> _EXERCISE_:
Pick out each line containing the string "alegrar".

> _DATA SECTION_:
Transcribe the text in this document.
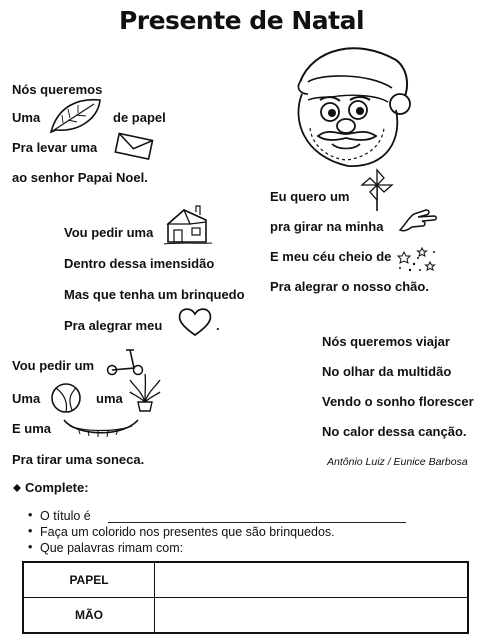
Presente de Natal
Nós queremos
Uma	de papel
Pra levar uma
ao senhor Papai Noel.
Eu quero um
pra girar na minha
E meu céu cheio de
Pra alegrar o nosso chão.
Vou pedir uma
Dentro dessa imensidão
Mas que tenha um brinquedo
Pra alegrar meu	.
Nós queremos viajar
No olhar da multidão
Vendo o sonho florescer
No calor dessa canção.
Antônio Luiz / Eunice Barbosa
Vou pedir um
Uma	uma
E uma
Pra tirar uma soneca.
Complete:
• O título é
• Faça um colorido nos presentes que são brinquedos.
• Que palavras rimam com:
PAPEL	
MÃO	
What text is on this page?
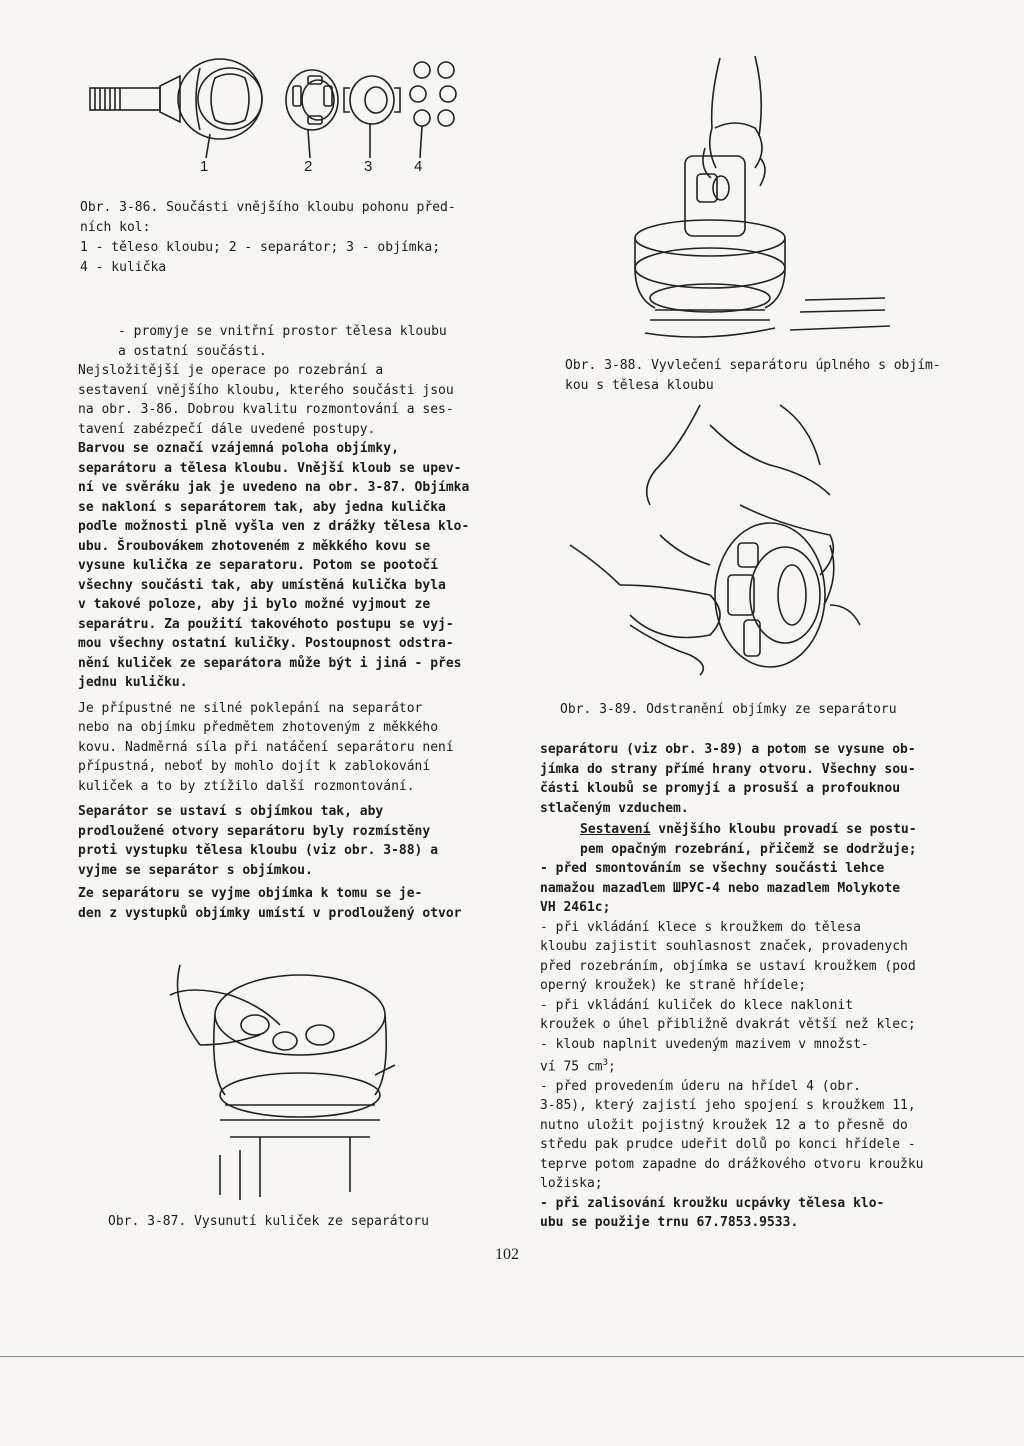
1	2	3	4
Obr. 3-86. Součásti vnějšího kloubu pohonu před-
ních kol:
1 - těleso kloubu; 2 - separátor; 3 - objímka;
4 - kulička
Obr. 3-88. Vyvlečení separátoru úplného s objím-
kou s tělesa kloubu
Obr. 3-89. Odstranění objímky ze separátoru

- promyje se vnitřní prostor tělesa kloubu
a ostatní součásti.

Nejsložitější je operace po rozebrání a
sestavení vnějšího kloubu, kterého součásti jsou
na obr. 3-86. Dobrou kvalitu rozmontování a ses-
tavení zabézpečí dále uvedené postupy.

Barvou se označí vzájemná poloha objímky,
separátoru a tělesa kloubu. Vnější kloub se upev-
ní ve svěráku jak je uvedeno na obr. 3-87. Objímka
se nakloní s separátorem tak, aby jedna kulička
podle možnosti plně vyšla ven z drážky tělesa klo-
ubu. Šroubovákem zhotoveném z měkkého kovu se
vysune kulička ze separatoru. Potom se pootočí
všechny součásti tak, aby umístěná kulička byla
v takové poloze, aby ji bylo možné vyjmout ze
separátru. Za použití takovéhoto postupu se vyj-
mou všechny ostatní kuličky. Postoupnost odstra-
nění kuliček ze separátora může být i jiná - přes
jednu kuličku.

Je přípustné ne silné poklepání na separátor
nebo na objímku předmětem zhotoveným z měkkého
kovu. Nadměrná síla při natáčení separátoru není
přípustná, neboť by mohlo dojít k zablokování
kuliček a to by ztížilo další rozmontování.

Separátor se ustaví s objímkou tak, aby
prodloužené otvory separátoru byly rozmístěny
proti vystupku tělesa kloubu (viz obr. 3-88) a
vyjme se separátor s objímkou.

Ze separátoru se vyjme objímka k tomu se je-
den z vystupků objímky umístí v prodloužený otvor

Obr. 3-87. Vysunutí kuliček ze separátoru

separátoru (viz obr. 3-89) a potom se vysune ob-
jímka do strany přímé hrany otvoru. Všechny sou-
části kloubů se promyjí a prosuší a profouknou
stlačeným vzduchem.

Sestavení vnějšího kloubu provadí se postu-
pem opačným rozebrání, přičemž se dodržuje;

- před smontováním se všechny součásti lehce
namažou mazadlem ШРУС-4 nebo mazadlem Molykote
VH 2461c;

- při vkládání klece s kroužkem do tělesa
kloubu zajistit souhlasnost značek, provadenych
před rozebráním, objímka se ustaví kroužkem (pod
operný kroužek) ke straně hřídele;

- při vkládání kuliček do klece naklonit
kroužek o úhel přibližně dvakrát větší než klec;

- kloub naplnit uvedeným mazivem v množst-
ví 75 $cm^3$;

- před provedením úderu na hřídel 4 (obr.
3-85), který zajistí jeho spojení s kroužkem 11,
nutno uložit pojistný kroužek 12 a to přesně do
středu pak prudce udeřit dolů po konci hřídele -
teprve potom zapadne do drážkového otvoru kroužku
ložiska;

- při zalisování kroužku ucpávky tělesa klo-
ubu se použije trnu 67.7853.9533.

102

* * *

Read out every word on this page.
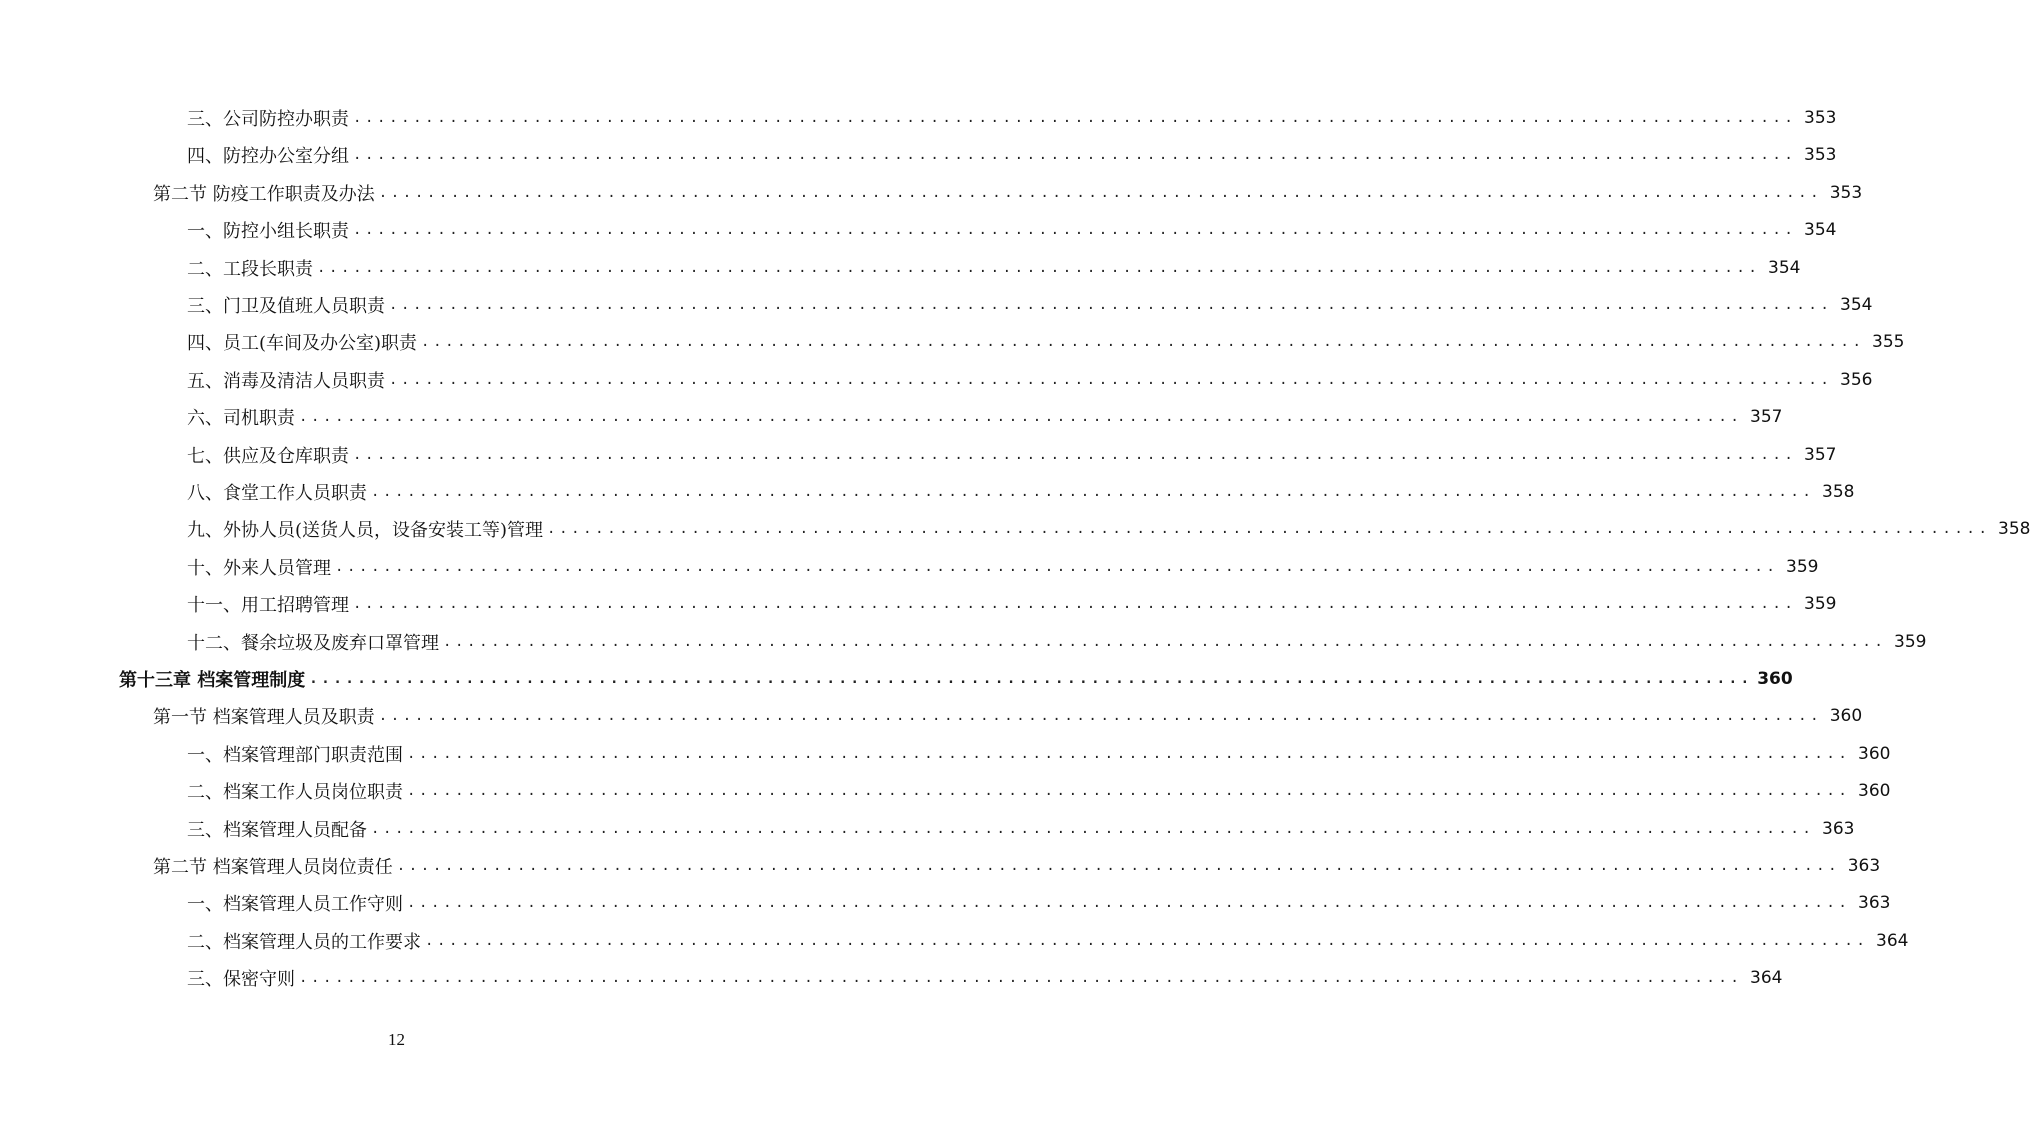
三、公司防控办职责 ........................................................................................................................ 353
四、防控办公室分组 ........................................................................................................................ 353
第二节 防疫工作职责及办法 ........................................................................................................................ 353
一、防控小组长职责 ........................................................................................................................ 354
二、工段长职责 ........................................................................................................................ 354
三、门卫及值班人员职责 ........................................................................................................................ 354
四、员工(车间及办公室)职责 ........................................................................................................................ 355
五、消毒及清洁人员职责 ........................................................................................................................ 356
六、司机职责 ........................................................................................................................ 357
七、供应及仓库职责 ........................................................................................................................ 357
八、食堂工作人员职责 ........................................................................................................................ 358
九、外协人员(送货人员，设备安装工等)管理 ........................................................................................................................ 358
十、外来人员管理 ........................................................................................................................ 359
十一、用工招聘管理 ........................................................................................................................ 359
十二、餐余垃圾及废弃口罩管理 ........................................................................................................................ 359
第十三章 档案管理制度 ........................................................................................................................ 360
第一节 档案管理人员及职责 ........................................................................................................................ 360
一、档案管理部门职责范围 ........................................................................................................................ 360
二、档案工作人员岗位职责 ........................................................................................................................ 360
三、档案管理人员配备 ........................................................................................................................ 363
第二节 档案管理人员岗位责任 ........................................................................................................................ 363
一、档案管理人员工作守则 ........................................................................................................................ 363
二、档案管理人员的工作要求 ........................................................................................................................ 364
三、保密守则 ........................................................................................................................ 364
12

> _TASK OUTPUT_:
Pra alegrar o nosso chão.
Pra alegrar meu	.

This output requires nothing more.